* [Required task]:
Below are records to repeat exactly. Omit the pictures from the copy.

* [Given information]:

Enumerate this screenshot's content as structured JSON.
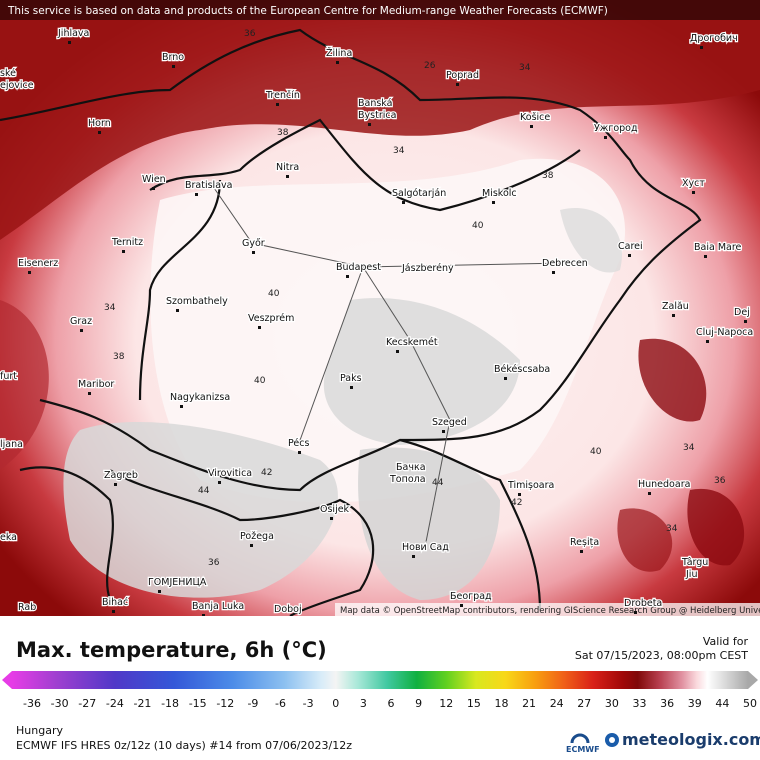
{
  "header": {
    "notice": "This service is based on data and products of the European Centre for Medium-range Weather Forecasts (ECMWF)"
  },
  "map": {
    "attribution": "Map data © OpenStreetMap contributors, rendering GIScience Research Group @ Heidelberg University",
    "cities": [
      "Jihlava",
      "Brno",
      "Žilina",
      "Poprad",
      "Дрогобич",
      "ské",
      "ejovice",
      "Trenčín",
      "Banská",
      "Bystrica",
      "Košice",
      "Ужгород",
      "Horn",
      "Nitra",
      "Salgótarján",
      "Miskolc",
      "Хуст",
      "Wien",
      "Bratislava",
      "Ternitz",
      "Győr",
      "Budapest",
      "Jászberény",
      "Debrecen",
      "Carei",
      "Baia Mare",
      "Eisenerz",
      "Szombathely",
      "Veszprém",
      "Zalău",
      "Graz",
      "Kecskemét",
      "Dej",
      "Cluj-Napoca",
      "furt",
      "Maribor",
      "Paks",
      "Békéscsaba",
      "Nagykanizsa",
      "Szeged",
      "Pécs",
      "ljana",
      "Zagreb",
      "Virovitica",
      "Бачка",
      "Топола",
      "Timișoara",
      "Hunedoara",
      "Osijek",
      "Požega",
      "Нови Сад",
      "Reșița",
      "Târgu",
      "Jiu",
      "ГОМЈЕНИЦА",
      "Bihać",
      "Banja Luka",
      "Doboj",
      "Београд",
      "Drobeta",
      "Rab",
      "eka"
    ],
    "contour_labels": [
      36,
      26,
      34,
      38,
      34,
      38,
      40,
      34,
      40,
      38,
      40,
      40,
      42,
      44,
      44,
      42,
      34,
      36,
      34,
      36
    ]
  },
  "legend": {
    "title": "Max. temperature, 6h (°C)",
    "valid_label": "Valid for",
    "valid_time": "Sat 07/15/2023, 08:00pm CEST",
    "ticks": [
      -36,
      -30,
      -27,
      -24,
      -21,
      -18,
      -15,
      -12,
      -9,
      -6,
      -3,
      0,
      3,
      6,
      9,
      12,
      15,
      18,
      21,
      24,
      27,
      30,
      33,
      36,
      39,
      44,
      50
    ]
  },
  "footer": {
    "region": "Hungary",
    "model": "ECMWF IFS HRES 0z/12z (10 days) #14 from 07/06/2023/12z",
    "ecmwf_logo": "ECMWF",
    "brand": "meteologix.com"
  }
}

* [Exercise result]:
Enumerate this screenshot's content as structured JSON.
{
  "header": {
    "notice": "This service is based on data and products of the European Centre for Medium-range Weather Forecasts (ECMWF)"
  },
  "map": {
    "attribution": "Map data © OpenStreetMap contributors, rendering GIScience Research Group @ Heidelberg University",
    "cities": [
      "Jihlava",
      "Brno",
      "Žilina",
      "Poprad",
      "Дрогобич",
      "ské",
      "ejovice",
      "Trenčín",
      "Banská",
      "Bystrica",
      "Košice",
      "Ужгород",
      "Horn",
      "Nitra",
      "Salgótarján",
      "Miskolc",
      "Хуст",
      "Wien",
      "Bratislava",
      "Ternitz",
      "Győr",
      "Budapest",
      "Jászberény",
      "Debrecen",
      "Carei",
      "Baia Mare",
      "Eisenerz",
      "Szombathely",
      "Veszprém",
      "Zalău",
      "Graz",
      "Kecskemét",
      "Dej",
      "Cluj-Napoca",
      "furt",
      "Maribor",
      "Paks",
      "Békéscsaba",
      "Nagykanizsa",
      "Szeged",
      "Pécs",
      "ljana",
      "Zagreb",
      "Virovitica",
      "Бачка",
      "Топола",
      "Timișoara",
      "Hunedoara",
      "Osijek",
      "Požega",
      "Нови Сад",
      "Reșița",
      "Târgu",
      "Jiu",
      "ГОМЈЕНИЦА",
      "Bihać",
      "Banja Luka",
      "Doboj",
      "Београд",
      "Drobeta",
      "Rab",
      "eka"
    ],
    "contour_labels": [
      36,
      26,
      34,
      38,
      34,
      38,
      40,
      34,
      40,
      38,
      40,
      40,
      42,
      44,
      44,
      42,
      34,
      36,
      34,
      36
    ]
  },
  "legend": {
    "title": "Max. temperature, 6h (°C)",
    "valid_label": "Valid for",
    "valid_time": "Sat 07/15/2023, 08:00pm CEST",
    "ticks": [
      -36,
      -30,
      -27,
      -24,
      -21,
      -18,
      -15,
      -12,
      -9,
      -6,
      -3,
      0,
      3,
      6,
      9,
      12,
      15,
      18,
      21,
      24,
      27,
      30,
      33,
      36,
      39,
      44,
      50
    ]
  },
  "footer": {
    "region": "Hungary",
    "model": "ECMWF IFS HRES 0z/12z (10 days) #14 from 07/06/2023/12z",
    "ecmwf_logo": "ECMWF",
    "brand": "meteologix.com"
  }
}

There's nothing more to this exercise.